> **Passage given**
⟨
For more information see :wiki_link:`Multivariate Normal Distribution on Wikipedia <Multivariate_normal_distribution>`.

.. _mnorm_dist_re_example:

Multivariate Normal Random Effect Example
------------------------------------------
    
You can use the :ref:`mnorm_dist` in the |effects| section of a |popy| script, to define a vector of |rx| |res| variables as follows:-
    
.. code-block:: pyml
    
    EFFECTS:
        ID: |
            r[KA,CL,V] ~ mnorm([0, 0, 0], f[KA_isv,CL_isv,V_isv])
        
Here the :pyml:`r[KA,CL,V]` variable is defined as a 3 element vector with mean zero. :pyml:`[0,0,0]` is a 3 element 'mean_vector' and :pyml:`f[KA_isv,CL_isv,V_isv]` is a 3x3 'covariance_matrix'. The :pyml:`f[KA_isv,CL_isv,V_isv]` matrix can be a diagonal or square symmetric matrix, see :ref:`matrices`.

The :pyml:`r[KA,CL,V]` is defined at the 'ID' level, so each individual in the population has an independent sample of this multivariate normal distribution.


.. _bern_dist:
    
Bernoulli Distribution
=========================

The Bernoulli is univariate discrete distribution used to model binary variables, and written in |popy| as:-

.. code-block:: pyml

    y ~ bernoulli(prob_success)

The Bernoulli models the distribution of a single Bernoulli trial.
⟩
> **Data provided**
⟨
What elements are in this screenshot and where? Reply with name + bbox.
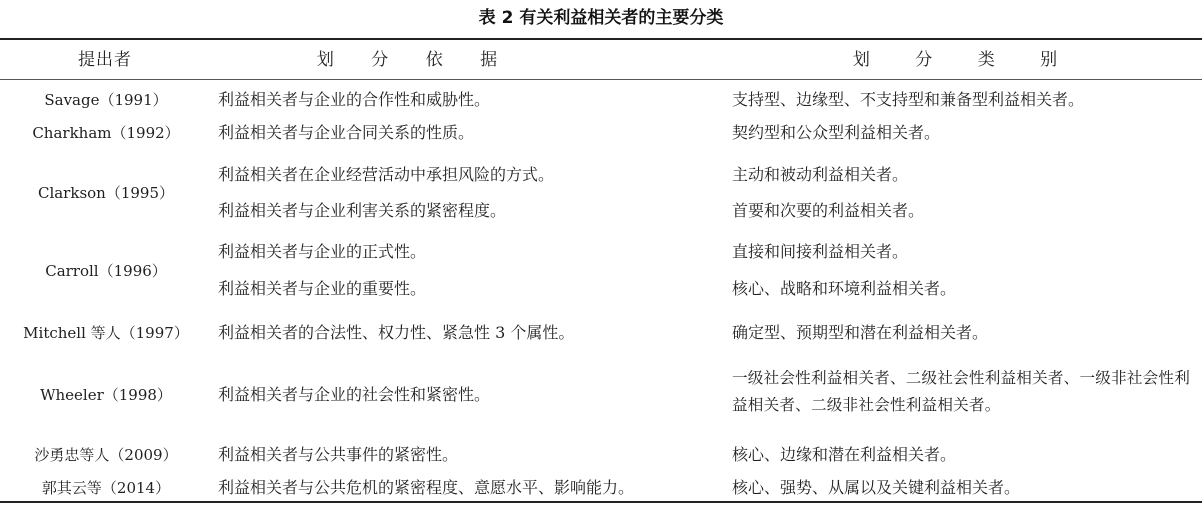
⟩
⟨
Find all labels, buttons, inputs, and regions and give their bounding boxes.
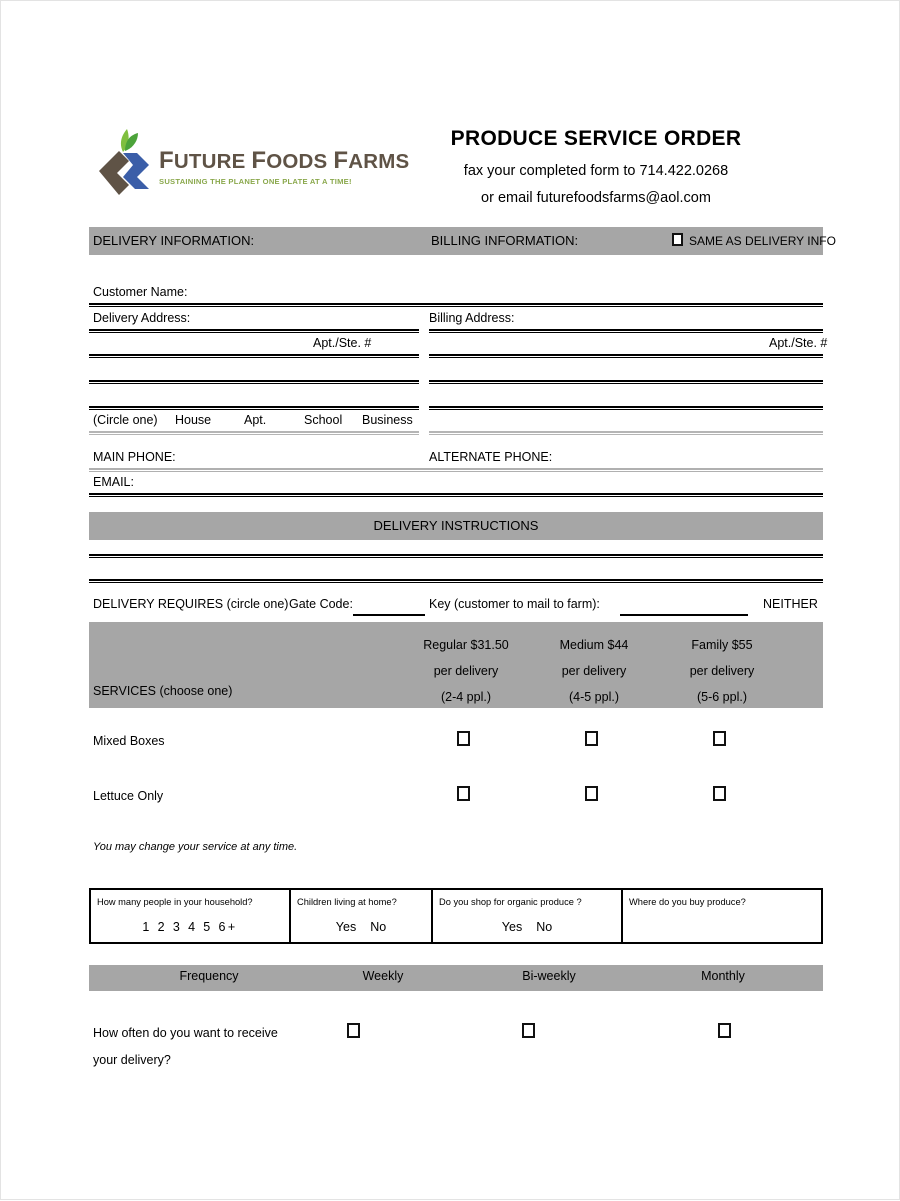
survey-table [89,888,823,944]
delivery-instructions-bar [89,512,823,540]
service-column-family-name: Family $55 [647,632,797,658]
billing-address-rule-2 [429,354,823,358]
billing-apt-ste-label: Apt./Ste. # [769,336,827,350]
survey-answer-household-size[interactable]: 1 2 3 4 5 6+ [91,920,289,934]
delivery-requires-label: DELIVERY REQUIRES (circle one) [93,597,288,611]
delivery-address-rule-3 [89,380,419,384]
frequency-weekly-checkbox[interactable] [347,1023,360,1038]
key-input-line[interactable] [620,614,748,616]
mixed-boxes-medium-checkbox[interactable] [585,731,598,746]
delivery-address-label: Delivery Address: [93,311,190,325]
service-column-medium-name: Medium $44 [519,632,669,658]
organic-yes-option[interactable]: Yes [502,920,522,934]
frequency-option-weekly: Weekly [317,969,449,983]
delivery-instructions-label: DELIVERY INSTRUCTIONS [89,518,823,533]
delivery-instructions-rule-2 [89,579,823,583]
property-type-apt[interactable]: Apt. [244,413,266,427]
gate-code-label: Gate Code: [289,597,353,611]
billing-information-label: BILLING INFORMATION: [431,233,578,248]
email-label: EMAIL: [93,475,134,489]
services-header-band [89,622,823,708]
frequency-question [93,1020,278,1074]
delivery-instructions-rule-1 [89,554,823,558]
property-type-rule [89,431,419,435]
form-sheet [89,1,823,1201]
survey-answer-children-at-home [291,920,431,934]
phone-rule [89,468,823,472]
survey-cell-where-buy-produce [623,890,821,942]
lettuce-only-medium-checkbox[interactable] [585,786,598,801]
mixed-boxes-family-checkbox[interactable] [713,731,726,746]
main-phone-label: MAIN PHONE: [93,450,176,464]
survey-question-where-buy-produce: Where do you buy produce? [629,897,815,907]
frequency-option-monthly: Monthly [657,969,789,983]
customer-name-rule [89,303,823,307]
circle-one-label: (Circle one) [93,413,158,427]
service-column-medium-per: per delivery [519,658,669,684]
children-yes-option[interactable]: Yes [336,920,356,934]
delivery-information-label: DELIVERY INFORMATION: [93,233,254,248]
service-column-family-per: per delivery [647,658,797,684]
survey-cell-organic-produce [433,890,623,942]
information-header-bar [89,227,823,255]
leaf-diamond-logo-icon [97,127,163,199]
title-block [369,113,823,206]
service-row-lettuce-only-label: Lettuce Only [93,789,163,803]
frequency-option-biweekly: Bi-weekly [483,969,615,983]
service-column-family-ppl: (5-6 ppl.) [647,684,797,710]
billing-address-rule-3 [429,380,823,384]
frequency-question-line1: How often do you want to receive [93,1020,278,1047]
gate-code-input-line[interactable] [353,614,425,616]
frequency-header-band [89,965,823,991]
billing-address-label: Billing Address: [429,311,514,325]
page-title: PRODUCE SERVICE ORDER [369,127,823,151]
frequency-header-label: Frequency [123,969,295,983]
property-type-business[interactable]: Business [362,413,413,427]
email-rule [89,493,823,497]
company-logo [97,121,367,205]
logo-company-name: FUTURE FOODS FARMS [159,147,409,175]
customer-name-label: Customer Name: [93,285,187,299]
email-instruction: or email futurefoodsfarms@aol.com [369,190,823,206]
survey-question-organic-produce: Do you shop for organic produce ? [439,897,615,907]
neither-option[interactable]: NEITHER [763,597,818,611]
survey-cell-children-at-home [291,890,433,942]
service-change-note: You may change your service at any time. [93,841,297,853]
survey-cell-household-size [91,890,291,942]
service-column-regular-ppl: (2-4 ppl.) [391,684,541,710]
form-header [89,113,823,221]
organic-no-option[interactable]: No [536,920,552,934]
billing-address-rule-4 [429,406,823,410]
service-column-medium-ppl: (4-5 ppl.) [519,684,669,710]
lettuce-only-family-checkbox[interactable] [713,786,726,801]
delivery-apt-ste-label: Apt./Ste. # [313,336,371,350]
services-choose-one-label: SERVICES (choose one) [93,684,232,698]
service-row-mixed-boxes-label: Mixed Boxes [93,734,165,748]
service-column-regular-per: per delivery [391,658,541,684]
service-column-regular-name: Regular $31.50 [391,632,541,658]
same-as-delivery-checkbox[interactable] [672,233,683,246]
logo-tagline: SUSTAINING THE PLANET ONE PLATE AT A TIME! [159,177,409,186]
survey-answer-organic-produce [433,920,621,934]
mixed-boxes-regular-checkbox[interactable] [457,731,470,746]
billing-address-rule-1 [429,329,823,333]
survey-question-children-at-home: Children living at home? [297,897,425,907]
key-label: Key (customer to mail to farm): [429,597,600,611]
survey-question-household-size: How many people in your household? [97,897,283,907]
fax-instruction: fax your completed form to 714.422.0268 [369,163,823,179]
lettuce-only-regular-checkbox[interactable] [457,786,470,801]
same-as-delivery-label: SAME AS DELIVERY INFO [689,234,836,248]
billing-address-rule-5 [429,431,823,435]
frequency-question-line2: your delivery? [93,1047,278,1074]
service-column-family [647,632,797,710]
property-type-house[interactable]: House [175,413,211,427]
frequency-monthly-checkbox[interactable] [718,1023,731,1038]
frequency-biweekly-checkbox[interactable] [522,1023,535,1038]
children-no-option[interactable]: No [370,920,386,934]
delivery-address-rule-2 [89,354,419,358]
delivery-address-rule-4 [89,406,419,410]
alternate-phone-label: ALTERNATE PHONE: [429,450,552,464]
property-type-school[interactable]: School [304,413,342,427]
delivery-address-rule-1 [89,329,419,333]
⟩
> **Tasks and exercises**
1 - Please retype everything in the distributions text above from "The Bernoulli is" down to "single Bernoulli trial.".
2 - Extend the distributions text above, starting after its final sentence.

> **Task results**
1 -
The Bernoulli is univariate discrete distribution used to model binary variables, and written in |popy| as:-

.. code-block:: pyml

    y ~ bernoulli(prob_success)

The Bernoulli models the distribution of a single Bernoulli trial.

2 -
The input parameters are:-

* prob_success - probability of success of the bernouilli trial
    
The output 'y' is a binary value, |ie| either 1 for success or 0 for failure. 'prob_success' is a real valued number in the range [0,1].
    
For more information see :wiki_link:`Bernoulli Distribution on Wikipedia <Bernoulli_distribution>`.
    
.. _bern_dist_example:

Bernoulli Likelihood Example
-----------------------------
    
You can use the :ref:`bern_dist` in the |predictions| section of a |popy| :ref:`fit_script` as follows:-
    
.. code-block:: pyml
    
    PREDICTIONS: 
        conc = s[X]/m[V]
        p[DV_BERN] = 1.0 / (1.0+ exp(-conc))
        c[DV_BERN] ~ bernoulli(p[DV_BERN])
        
The above syntax in a :ref:`fit_script` specifies the likelihood of the observed :pyml:`c[DV_BERN]` binary observation from the |data_file|, when modelled as a Bernoulli variable, with success rate dependent on 'conc' via a logistic transform.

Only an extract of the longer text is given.